What is expected
Return, word for word, every line that follows.

--- Exercise data ---

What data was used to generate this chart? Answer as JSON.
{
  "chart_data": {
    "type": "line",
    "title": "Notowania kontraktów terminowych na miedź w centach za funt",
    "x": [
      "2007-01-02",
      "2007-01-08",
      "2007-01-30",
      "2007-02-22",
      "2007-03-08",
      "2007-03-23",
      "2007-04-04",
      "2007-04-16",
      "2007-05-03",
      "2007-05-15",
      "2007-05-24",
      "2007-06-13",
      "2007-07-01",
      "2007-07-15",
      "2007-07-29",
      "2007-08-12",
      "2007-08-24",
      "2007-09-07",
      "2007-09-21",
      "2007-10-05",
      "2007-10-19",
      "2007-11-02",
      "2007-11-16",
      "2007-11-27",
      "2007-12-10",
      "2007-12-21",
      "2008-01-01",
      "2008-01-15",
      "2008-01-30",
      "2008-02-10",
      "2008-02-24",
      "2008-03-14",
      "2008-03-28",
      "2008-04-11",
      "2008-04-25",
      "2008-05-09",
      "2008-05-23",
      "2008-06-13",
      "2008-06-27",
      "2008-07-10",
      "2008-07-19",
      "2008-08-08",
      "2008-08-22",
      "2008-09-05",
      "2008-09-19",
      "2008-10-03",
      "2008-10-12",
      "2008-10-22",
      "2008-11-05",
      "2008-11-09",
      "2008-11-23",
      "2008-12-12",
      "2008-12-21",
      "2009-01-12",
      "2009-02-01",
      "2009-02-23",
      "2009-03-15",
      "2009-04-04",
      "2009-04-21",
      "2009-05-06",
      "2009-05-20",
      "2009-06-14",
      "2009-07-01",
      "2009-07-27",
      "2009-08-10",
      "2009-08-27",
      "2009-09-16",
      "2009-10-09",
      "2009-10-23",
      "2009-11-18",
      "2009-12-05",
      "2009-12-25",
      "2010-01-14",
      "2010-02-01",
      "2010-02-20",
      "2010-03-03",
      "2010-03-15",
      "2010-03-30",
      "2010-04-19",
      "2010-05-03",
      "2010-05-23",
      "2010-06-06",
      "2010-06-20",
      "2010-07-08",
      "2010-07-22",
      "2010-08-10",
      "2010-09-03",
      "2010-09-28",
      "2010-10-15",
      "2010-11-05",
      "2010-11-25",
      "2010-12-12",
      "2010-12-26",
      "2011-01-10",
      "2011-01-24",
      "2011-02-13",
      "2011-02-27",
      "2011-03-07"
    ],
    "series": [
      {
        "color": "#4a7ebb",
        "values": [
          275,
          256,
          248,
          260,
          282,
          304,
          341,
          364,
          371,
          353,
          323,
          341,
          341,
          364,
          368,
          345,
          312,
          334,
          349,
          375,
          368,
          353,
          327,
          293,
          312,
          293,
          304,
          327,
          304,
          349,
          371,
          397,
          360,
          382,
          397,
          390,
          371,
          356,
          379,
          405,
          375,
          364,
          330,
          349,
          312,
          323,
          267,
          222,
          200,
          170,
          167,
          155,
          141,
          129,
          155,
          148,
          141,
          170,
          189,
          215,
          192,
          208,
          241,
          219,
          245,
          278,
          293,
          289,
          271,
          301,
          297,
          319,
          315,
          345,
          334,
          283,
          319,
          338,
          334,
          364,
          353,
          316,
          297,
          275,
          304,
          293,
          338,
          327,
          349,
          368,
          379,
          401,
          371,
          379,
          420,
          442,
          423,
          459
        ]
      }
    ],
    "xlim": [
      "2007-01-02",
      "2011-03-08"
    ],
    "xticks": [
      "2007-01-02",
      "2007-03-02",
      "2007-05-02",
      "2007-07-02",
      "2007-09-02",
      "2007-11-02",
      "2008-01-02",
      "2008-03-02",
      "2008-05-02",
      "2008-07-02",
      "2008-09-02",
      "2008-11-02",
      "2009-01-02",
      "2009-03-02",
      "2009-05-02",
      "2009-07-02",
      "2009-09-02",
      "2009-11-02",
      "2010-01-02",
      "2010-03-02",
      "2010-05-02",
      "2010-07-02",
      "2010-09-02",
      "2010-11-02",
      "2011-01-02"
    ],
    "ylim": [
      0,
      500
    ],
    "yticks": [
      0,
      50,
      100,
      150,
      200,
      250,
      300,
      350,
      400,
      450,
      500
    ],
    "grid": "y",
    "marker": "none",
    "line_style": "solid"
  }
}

---

Finished answer
What data was used to generate this chart? Answer as JSON.
{
  "chart_data": {
    "type": "line",
    "title": "Notowania kontraktów terminowych na miedź w centach za funt",
    "x": [
      "2007-01-02",
      "2007-01-08",
      "2007-01-30",
      "2007-02-22",
      "2007-03-08",
      "2007-03-23",
      "2007-04-04",
      "2007-04-16",
      "2007-05-03",
      "2007-05-15",
      "2007-05-24",
      "2007-06-13",
      "2007-07-01",
      "2007-07-15",
      "2007-07-29",
      "2007-08-12",
      "2007-08-24",
      "2007-09-07",
      "2007-09-21",
      "2007-10-05",
      "2007-10-19",
      "2007-11-02",
      "2007-11-16",
      "2007-11-27",
      "2007-12-10",
      "2007-12-21",
      "2008-01-01",
      "2008-01-15",
      "2008-01-30",
      "2008-02-10",
      "2008-02-24",
      "2008-03-14",
      "2008-03-28",
      "2008-04-11",
      "2008-04-25",
      "2008-05-09",
      "2008-05-23",
      "2008-06-13",
      "2008-06-27",
      "2008-07-10",
      "2008-07-19",
      "2008-08-08",
      "2008-08-22",
      "2008-09-05",
      "2008-09-19",
      "2008-10-03",
      "2008-10-12",
      "2008-10-22",
      "2008-11-05",
      "2008-11-09",
      "2008-11-23",
      "2008-12-12",
      "2008-12-21",
      "2009-01-12",
      "2009-02-01",
      "2009-02-23",
      "2009-03-15",
      "2009-04-04",
      "2009-04-21",
      "2009-05-06",
      "2009-05-20",
      "2009-06-14",
      "2009-07-01",
      "2009-07-27",
      "2009-08-10",
      "2009-08-27",
      "2009-09-16",
      "2009-10-09",
      "2009-10-23",
      "2009-11-18",
      "2009-12-05",
      "2009-12-25",
      "2010-01-14",
      "2010-02-01",
      "2010-02-20",
      "2010-03-03",
      "2010-03-15",
      "2010-03-30",
      "2010-04-19",
      "2010-05-03",
      "2010-05-23",
      "2010-06-06",
      "2010-06-20",
      "2010-07-08",
      "2010-07-22",
      "2010-08-10",
      "2010-09-03",
      "2010-09-28",
      "2010-10-15",
      "2010-11-05",
      "2010-11-25",
      "2010-12-12",
      "2010-12-26",
      "2011-01-10",
      "2011-01-24",
      "2011-02-13",
      "2011-02-27",
      "2011-03-07"
    ],
    "series": [
      {
        "color": "#4a7ebb",
        "values": [
          275,
          256,
          248,
          260,
          282,
          304,
          341,
          364,
          371,
          353,
          323,
          341,
          341,
          364,
          368,
          345,
          312,
          334,
          349,
          375,
          368,
          353,
          327,
          293,
          312,
          293,
          304,
          327,
          304,
          349,
          371,
          397,
          360,
          382,
          397,
          390,
          371,
          356,
          379,
          405,
          375,
          364,
          330,
          349,
          312,
          323,
          267,
          222,
          200,
          170,
          167,
          155,
          141,
          129,
          155,
          148,
          141,
          170,
          189,
          215,
          192,
          208,
          241,
          219,
          245,
          278,
          293,
          289,
          271,
          301,
          297,
          319,
          315,
          345,
          334,
          283,
          319,
          338,
          334,
          364,
          353,
          316,
          297,
          275,
          304,
          293,
          338,
          327,
          349,
          368,
          379,
          401,
          371,
          379,
          420,
          442,
          423,
          459
        ]
      }
    ],
    "xlim": [
      "2007-01-02",
      "2011-03-08"
    ],
    "xticks": [
      "2007-01-02",
      "2007-03-02",
      "2007-05-02",
      "2007-07-02",
      "2007-09-02",
      "2007-11-02",
      "2008-01-02",
      "2008-03-02",
      "2008-05-02",
      "2008-07-02",
      "2008-09-02",
      "2008-11-02",
      "2009-01-02",
      "2009-03-02",
      "2009-05-02",
      "2009-07-02",
      "2009-09-02",
      "2009-11-02",
      "2010-01-02",
      "2010-03-02",
      "2010-05-02",
      "2010-07-02",
      "2010-09-02",
      "2010-11-02",
      "2011-01-02"
    ],
    "ylim": [
      0,
      500
    ],
    "yticks": [
      0,
      50,
      100,
      150,
      200,
      250,
      300,
      350,
      400,
      450,
      500
    ],
    "grid": "y",
    "marker": "none",
    "line_style": "solid"
  }
}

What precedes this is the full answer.